AIM -
The line containing "Parse this screenshot: output" marks the start of the required copy, which runs to the final line of the entries; return those lines exactly, without any pictures.

LISTING -
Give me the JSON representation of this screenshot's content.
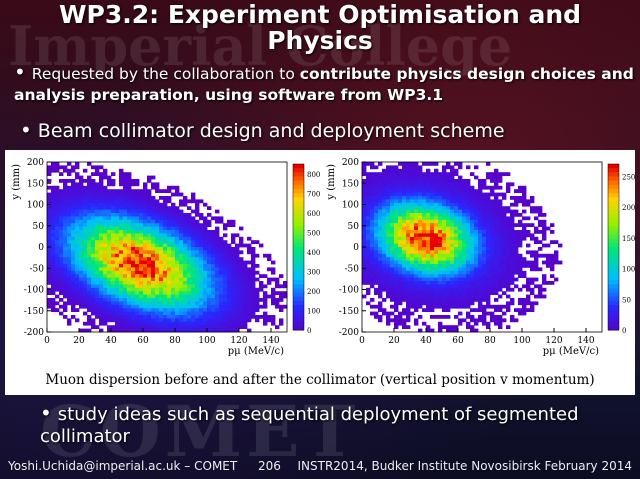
{
  "slide": {
    "title_line1": "WP3.2: Experiment Optimisation and",
    "title_line2": "Physics",
    "bullet1_plain": "Requested by the collaboration to ",
    "bullet1_bold": "contribute physics design choices and analysis preparation, using software from WP3.1",
    "bullet2": "Beam collimator design and deployment scheme",
    "bullet3": "study ideas such as sequential deployment of segmented collimator",
    "caption": "Muon dispersion before and after the collimator (vertical position v momentum)"
  },
  "watermark": {
    "line1": "Imperial College",
    "line2": "COMET"
  },
  "footer": {
    "email": "Yoshi.Uchida@imperial.ac.uk – COMET",
    "page": "206",
    "event": "INSTR2014, Budker Institute Novosibirsk February 2014"
  },
  "chart_data": [
    {
      "type": "heatmap",
      "title": "",
      "xlabel": "pμ (MeV/c)",
      "ylabel": "y (mm)",
      "xlim": [
        0,
        150
      ],
      "ylim": [
        -200,
        200
      ],
      "x_ticks": [
        0,
        20,
        40,
        60,
        80,
        100,
        120,
        140
      ],
      "y_ticks": [
        200,
        150,
        100,
        50,
        0,
        -50,
        -100,
        -150,
        -200
      ],
      "colorbar_ticks": [
        800,
        700,
        600,
        500,
        400,
        300,
        200,
        100,
        0
      ],
      "colorbar_max": 850,
      "peak": {
        "x": 58,
        "y": -40,
        "value": 850
      },
      "spread": {
        "sx": 28,
        "sy": 70,
        "rho": -0.45
      }
    },
    {
      "type": "heatmap",
      "title": "",
      "xlabel": "pμ (MeV/c)",
      "ylabel": "y (mm)",
      "xlim": [
        0,
        150
      ],
      "ylim": [
        -200,
        200
      ],
      "x_ticks": [
        0,
        20,
        40,
        60,
        80,
        100,
        120,
        140
      ],
      "y_ticks": [
        200,
        150,
        100,
        50,
        0,
        -50,
        -100,
        -150,
        -200
      ],
      "colorbar_ticks": [
        250,
        200,
        150,
        100,
        50,
        0
      ],
      "colorbar_max": 270,
      "peak": {
        "x": 40,
        "y": 20,
        "value": 270
      },
      "spread": {
        "sx": 20,
        "sy": 55,
        "rho": -0.2
      }
    }
  ]
}
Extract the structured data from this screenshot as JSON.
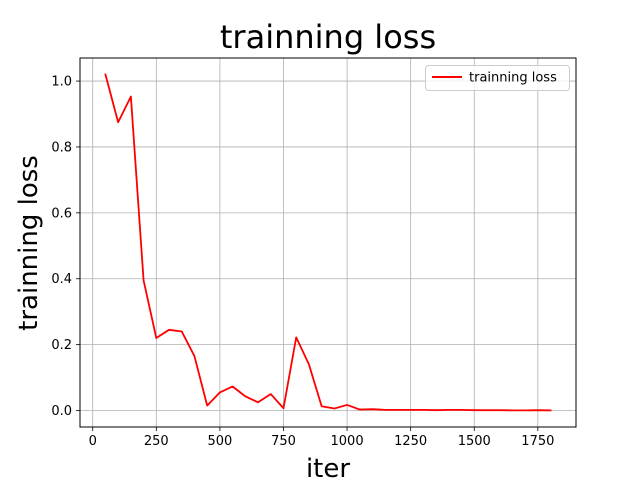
{
  "chart_data": {
    "type": "line",
    "title": "trainning loss",
    "xlabel": "iter",
    "ylabel": "trainning loss",
    "xlim": [
      -50,
      1900
    ],
    "ylim": [
      -0.05,
      1.07
    ],
    "xticks": [
      0,
      250,
      500,
      750,
      1000,
      1250,
      1500,
      1750
    ],
    "xtick_labels": [
      "0",
      "250",
      "500",
      "750",
      "1000",
      "1250",
      "1500",
      "1750"
    ],
    "yticks": [
      0.0,
      0.2,
      0.4,
      0.6,
      0.8,
      1.0
    ],
    "ytick_labels": [
      "0.0",
      "0.2",
      "0.4",
      "0.6",
      "0.8",
      "1.0"
    ],
    "grid": true,
    "legend": {
      "position": "top-right",
      "entries": [
        "trainning loss"
      ]
    },
    "series": [
      {
        "name": "trainning loss",
        "color": "#ff0000",
        "x": [
          50,
          100,
          150,
          200,
          250,
          300,
          350,
          400,
          450,
          500,
          550,
          600,
          650,
          700,
          750,
          800,
          850,
          900,
          950,
          1000,
          1050,
          1100,
          1150,
          1200,
          1250,
          1300,
          1350,
          1400,
          1450,
          1500,
          1550,
          1600,
          1650,
          1700,
          1750,
          1800
        ],
        "y": [
          1.02,
          0.875,
          0.953,
          0.395,
          0.22,
          0.245,
          0.24,
          0.165,
          0.015,
          0.055,
          0.073,
          0.043,
          0.025,
          0.05,
          0.007,
          0.222,
          0.14,
          0.013,
          0.006,
          0.017,
          0.003,
          0.004,
          0.002,
          0.002,
          0.002,
          0.002,
          0.001,
          0.002,
          0.002,
          0.001,
          0.001,
          0.001,
          0.0005,
          0.0005,
          0.001,
          0.0005
        ]
      }
    ]
  }
}
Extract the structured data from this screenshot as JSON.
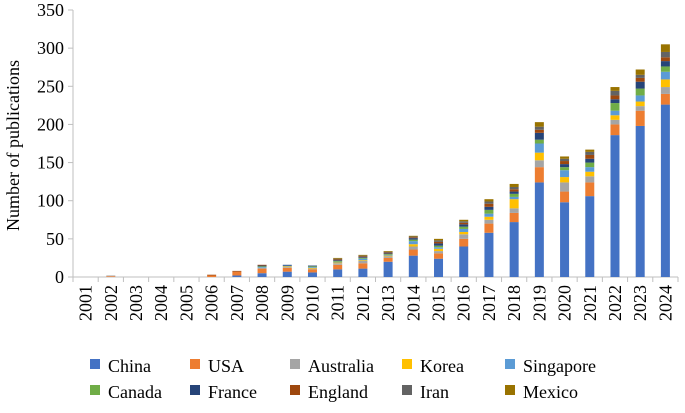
{
  "chart_data": {
    "type": "bar",
    "stacked": true,
    "title": "",
    "xlabel": "",
    "ylabel": "Number of publications",
    "ylim": [
      0,
      350
    ],
    "yticks": [
      0,
      50,
      100,
      150,
      200,
      250,
      300,
      350
    ],
    "grid": false,
    "legend_position": "bottom",
    "categories": [
      "2001",
      "2002",
      "2003",
      "2004",
      "2005",
      "2006",
      "2007",
      "2008",
      "2009",
      "2010",
      "2011",
      "2012",
      "2013",
      "2014",
      "2015",
      "2016",
      "2017",
      "2018",
      "2019",
      "2020",
      "2021",
      "2022",
      "2023",
      "2024"
    ],
    "series": [
      {
        "name": "China",
        "color": "#4472C4",
        "values": [
          0,
          0,
          0,
          0,
          0,
          0,
          2,
          5,
          7,
          6,
          10,
          11,
          20,
          28,
          24,
          40,
          58,
          72,
          124,
          98,
          106,
          186,
          198,
          226
        ]
      },
      {
        "name": "USA",
        "color": "#ED7D31",
        "values": [
          0,
          1,
          0,
          0,
          0,
          2,
          5,
          6,
          5,
          4,
          6,
          7,
          5,
          8,
          7,
          10,
          12,
          12,
          20,
          14,
          18,
          14,
          20,
          14
        ]
      },
      {
        "name": "Australia",
        "color": "#A5A5A5",
        "values": [
          0,
          1,
          0,
          0,
          0,
          0,
          0,
          1,
          1,
          1,
          2,
          3,
          2,
          4,
          3,
          6,
          5,
          6,
          9,
          12,
          8,
          6,
          6,
          9
        ]
      },
      {
        "name": "Korea",
        "color": "#FFC000",
        "values": [
          0,
          0,
          0,
          0,
          0,
          0,
          0,
          0,
          1,
          1,
          1,
          1,
          1,
          3,
          3,
          3,
          4,
          12,
          10,
          7,
          6,
          6,
          6,
          10
        ]
      },
      {
        "name": "Singapore",
        "color": "#5B9BD5",
        "values": [
          0,
          0,
          0,
          0,
          0,
          0,
          0,
          1,
          1,
          1,
          1,
          2,
          1,
          4,
          2,
          4,
          4,
          3,
          12,
          9,
          6,
          6,
          8,
          10
        ]
      },
      {
        "name": "Canada",
        "color": "#70AD47",
        "values": [
          0,
          0,
          0,
          0,
          0,
          0,
          0,
          1,
          0,
          1,
          1,
          1,
          1,
          2,
          2,
          3,
          5,
          4,
          5,
          4,
          6,
          10,
          9,
          7
        ]
      },
      {
        "name": "France",
        "color": "#264478",
        "values": [
          0,
          0,
          0,
          0,
          0,
          0,
          0,
          1,
          1,
          1,
          1,
          1,
          1,
          2,
          3,
          3,
          4,
          3,
          9,
          4,
          5,
          5,
          9,
          7
        ]
      },
      {
        "name": "England",
        "color": "#9E480E",
        "values": [
          0,
          0,
          0,
          0,
          0,
          1,
          1,
          1,
          0,
          0,
          1,
          1,
          1,
          1,
          2,
          2,
          4,
          3,
          4,
          4,
          5,
          5,
          5,
          5
        ]
      },
      {
        "name": "Iran",
        "color": "#636363",
        "values": [
          0,
          0,
          0,
          0,
          0,
          0,
          0,
          0,
          0,
          0,
          1,
          1,
          1,
          1,
          2,
          2,
          3,
          3,
          4,
          3,
          4,
          6,
          4,
          7
        ]
      },
      {
        "name": "Mexico",
        "color": "#997300",
        "values": [
          0,
          0,
          0,
          0,
          0,
          0,
          0,
          0,
          0,
          0,
          1,
          1,
          1,
          1,
          2,
          2,
          3,
          4,
          6,
          3,
          3,
          5,
          7,
          10
        ]
      }
    ]
  }
}
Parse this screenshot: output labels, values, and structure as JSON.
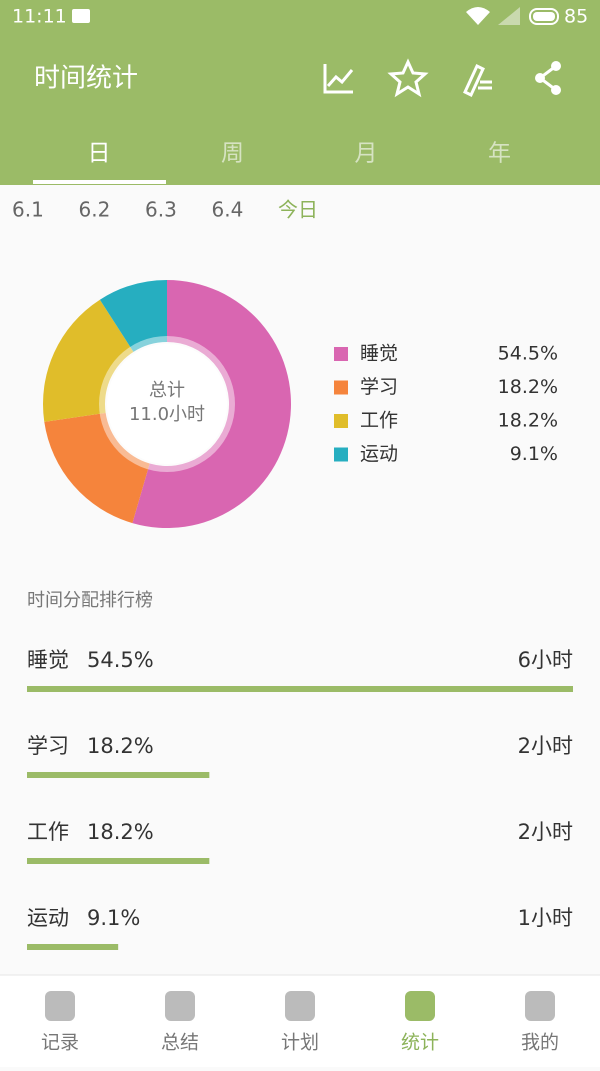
{
  "status_bar": {
    "time": "11:11",
    "battery": "85"
  },
  "header": {
    "title": "时间统计"
  },
  "tabs": [
    "日",
    "周",
    "月",
    "年"
  ],
  "dates": [
    "6.1",
    "6.2",
    "6.3",
    "6.4",
    "今日"
  ],
  "chart_data": {
    "type": "pie",
    "donut": true,
    "center_label": "总计",
    "center_value": "11.0小时",
    "categories": [
      "睡觉",
      "学习",
      "工作",
      "运动"
    ],
    "values": [
      54.5,
      18.2,
      18.2,
      9.1
    ],
    "value_labels": [
      "54.5%",
      "18.2%",
      "18.2%",
      "9.1%"
    ],
    "colors": [
      "#d966b1",
      "#f5843c",
      "#e0bd2a",
      "#26aec0"
    ]
  },
  "ranking": {
    "title": "时间分配排行榜",
    "hours": [
      "6小时",
      "2小时",
      "2小时",
      "1小时"
    ],
    "bar_color": "#9bbb67"
  },
  "bottom_nav": [
    "记录",
    "总结",
    "计划",
    "统计",
    "我的"
  ]
}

RESPONSE TO THE TASK -
Parse this screenshot: output labels, values, and structure as JSON.
{
  "status_bar": {
    "time": "11:11",
    "battery": "85"
  },
  "header": {
    "title": "时间统计"
  },
  "tabs": [
    "日",
    "周",
    "月",
    "年"
  ],
  "dates": [
    "6.1",
    "6.2",
    "6.3",
    "6.4",
    "今日"
  ],
  "chart_data": {
    "type": "pie",
    "donut": true,
    "center_label": "总计",
    "center_value": "11.0小时",
    "categories": [
      "睡觉",
      "学习",
      "工作",
      "运动"
    ],
    "values": [
      54.5,
      18.2,
      18.2,
      9.1
    ],
    "value_labels": [
      "54.5%",
      "18.2%",
      "18.2%",
      "9.1%"
    ],
    "colors": [
      "#d966b1",
      "#f5843c",
      "#e0bd2a",
      "#26aec0"
    ]
  },
  "ranking": {
    "title": "时间分配排行榜",
    "hours": [
      "6小时",
      "2小时",
      "2小时",
      "1小时"
    ],
    "bar_color": "#9bbb67"
  },
  "bottom_nav": [
    "记录",
    "总结",
    "计划",
    "统计",
    "我的"
  ]
}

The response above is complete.